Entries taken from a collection
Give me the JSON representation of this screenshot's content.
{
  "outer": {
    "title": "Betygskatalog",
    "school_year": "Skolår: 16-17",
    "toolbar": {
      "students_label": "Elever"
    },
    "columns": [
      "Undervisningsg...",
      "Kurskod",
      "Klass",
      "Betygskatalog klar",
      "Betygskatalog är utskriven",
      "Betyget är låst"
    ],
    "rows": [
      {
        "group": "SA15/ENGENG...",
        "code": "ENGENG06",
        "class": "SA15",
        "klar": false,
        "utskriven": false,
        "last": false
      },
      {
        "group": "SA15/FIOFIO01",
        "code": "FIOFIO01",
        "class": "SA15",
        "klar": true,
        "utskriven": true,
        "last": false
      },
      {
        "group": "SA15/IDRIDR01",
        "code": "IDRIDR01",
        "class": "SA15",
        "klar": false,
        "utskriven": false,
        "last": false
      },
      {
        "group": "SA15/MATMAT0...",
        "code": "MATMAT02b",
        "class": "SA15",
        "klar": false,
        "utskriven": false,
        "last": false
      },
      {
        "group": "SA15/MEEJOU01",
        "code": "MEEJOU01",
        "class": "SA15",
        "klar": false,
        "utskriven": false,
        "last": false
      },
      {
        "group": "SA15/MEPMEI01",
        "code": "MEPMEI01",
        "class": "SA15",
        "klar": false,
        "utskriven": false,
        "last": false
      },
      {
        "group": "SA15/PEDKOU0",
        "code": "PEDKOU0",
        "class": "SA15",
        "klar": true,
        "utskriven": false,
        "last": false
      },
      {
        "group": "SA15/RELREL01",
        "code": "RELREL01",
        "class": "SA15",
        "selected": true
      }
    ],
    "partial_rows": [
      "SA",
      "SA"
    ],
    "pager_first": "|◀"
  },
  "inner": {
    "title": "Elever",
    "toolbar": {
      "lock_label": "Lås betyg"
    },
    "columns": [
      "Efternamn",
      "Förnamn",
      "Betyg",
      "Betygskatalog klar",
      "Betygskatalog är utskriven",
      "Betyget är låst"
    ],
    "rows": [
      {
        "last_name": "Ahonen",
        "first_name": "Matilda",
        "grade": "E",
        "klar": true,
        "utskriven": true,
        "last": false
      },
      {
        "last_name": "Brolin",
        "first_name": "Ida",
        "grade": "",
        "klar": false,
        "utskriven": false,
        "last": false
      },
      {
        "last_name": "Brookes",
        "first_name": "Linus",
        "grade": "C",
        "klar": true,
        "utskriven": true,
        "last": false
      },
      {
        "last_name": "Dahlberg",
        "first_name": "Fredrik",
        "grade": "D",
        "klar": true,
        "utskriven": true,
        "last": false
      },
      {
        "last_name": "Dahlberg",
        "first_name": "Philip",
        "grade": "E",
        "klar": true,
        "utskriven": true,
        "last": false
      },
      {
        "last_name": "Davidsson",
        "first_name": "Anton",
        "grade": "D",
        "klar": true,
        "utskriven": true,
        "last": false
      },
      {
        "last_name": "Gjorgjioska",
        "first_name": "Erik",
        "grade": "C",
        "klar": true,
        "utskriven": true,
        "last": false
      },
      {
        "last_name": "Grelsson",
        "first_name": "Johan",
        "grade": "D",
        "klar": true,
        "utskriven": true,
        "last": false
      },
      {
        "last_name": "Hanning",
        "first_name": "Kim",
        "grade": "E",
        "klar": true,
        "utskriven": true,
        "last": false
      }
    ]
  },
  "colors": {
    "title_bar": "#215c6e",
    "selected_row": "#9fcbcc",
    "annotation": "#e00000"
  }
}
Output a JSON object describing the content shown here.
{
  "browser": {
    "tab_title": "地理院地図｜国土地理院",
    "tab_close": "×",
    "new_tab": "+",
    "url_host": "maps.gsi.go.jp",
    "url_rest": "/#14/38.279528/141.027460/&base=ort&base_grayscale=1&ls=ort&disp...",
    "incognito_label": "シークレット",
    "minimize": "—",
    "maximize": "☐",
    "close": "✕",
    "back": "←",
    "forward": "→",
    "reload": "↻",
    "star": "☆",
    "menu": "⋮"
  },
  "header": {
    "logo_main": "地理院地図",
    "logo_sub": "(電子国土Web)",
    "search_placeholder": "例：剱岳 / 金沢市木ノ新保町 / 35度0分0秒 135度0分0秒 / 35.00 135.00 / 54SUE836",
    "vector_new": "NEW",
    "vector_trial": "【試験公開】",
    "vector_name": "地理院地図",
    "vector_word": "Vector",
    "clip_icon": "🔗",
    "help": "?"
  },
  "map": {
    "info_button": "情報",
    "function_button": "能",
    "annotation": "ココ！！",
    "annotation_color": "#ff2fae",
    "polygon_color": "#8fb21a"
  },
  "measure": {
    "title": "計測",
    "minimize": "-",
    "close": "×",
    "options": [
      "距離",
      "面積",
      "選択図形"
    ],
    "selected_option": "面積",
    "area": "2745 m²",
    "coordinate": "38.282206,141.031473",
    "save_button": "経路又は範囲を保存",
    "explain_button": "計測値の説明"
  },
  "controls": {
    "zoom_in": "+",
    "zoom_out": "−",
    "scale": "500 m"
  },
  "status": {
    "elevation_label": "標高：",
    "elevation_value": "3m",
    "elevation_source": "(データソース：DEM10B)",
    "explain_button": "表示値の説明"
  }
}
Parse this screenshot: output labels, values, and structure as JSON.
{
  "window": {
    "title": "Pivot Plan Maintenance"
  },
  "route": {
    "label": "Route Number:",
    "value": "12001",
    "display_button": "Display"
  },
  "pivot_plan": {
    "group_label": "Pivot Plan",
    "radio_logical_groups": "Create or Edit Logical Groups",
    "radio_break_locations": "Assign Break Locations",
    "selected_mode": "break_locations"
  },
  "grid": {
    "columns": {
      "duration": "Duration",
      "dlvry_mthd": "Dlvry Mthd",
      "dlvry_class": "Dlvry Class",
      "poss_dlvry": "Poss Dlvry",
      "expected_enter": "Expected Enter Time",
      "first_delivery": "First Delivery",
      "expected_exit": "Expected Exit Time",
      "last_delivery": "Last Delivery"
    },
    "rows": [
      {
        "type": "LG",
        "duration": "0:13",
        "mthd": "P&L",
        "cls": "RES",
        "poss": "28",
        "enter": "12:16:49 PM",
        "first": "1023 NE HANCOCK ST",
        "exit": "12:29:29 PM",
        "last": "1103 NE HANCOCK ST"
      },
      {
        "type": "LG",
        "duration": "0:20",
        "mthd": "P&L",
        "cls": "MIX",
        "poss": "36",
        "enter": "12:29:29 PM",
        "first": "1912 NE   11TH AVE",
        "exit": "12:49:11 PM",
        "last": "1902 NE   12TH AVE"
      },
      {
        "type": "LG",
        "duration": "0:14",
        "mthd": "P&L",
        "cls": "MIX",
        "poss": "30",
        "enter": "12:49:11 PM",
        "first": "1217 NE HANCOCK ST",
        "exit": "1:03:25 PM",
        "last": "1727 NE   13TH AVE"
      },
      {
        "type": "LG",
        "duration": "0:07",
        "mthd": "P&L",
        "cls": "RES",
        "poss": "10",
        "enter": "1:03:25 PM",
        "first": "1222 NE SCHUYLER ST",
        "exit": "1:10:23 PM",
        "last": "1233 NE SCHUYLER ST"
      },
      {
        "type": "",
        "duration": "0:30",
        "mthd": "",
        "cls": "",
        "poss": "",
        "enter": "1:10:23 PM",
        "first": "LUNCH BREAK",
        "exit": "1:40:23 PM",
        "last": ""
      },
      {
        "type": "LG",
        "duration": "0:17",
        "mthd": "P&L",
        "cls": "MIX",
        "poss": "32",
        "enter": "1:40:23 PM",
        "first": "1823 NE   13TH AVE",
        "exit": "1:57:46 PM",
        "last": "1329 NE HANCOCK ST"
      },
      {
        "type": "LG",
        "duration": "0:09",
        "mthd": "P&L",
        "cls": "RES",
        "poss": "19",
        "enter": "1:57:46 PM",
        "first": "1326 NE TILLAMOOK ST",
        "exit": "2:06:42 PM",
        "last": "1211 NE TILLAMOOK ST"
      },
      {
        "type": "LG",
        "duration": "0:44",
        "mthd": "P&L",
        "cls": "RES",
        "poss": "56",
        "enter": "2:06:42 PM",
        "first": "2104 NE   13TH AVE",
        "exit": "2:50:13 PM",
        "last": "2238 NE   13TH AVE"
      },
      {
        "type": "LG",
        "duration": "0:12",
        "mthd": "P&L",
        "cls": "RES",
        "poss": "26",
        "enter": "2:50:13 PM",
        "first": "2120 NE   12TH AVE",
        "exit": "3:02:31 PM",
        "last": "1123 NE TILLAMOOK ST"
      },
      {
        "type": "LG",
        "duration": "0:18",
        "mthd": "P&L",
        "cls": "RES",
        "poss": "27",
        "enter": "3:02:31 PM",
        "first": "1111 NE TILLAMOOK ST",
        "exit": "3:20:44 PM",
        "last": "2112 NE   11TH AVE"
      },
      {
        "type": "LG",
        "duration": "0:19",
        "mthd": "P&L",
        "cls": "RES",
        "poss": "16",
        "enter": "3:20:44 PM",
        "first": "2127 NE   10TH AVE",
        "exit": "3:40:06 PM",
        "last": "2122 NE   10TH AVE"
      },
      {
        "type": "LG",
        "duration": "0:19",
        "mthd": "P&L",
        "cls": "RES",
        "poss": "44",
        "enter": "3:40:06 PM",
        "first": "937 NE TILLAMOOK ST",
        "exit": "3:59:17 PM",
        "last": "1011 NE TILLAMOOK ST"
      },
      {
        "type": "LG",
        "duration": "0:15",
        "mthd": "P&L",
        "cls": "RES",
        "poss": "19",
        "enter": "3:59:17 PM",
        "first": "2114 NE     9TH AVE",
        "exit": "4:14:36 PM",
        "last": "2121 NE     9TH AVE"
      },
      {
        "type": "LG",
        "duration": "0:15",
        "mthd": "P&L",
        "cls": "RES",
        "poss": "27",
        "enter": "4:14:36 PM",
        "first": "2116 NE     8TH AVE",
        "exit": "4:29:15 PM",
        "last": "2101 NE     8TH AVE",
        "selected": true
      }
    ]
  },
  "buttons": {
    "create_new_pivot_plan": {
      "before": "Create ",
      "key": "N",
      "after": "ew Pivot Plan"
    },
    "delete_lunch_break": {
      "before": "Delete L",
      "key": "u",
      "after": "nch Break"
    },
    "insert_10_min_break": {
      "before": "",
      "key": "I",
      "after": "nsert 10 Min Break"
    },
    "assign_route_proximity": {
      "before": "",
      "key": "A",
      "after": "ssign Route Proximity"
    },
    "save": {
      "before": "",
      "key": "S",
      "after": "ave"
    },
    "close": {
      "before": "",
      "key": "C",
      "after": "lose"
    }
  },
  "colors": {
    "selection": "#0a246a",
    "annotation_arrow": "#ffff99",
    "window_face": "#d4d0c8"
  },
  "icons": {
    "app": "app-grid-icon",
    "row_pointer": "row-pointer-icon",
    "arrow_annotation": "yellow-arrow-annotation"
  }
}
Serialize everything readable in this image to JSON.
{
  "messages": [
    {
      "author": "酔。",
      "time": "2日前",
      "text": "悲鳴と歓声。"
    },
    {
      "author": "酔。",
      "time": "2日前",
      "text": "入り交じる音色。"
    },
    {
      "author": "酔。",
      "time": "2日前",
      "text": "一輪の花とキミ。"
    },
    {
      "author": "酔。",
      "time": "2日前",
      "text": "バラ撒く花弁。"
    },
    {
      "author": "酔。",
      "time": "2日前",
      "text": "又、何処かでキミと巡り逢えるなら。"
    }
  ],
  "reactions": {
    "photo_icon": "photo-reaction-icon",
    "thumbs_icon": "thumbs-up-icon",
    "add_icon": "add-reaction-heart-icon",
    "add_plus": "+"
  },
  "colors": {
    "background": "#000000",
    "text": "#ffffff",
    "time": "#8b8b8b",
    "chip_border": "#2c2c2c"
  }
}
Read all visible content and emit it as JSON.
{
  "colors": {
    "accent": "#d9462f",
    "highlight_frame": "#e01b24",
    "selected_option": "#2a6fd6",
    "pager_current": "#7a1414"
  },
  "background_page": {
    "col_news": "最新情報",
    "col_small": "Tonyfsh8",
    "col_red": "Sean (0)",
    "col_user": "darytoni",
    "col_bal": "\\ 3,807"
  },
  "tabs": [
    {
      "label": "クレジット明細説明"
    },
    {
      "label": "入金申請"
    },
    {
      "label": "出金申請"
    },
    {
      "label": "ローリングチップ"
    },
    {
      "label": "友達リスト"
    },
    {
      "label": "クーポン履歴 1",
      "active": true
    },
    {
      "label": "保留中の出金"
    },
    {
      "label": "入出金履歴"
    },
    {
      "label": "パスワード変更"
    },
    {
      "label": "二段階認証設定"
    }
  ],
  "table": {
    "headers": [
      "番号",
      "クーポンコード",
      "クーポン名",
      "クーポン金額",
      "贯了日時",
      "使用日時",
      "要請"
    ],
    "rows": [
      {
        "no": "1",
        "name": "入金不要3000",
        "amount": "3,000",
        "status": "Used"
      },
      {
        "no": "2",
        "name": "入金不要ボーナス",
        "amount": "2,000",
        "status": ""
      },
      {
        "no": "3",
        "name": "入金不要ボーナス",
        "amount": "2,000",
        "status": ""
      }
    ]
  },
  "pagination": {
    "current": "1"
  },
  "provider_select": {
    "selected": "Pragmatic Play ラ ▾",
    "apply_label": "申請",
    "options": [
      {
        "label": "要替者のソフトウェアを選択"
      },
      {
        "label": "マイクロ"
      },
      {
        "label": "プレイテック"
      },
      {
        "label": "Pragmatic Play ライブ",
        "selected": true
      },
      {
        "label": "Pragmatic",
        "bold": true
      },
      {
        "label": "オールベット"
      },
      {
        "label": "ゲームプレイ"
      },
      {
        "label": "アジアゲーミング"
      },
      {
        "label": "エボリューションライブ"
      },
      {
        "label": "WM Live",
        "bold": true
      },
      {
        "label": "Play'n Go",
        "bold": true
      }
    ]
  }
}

[WRITTEN INSTRUCTION] Extract all lines containing the word "screenshot".

[TASK OUTPUT]
Give me the JSON representation of this screenshot's content.
Parse this screenshot: output labels, values, and structure as JSON.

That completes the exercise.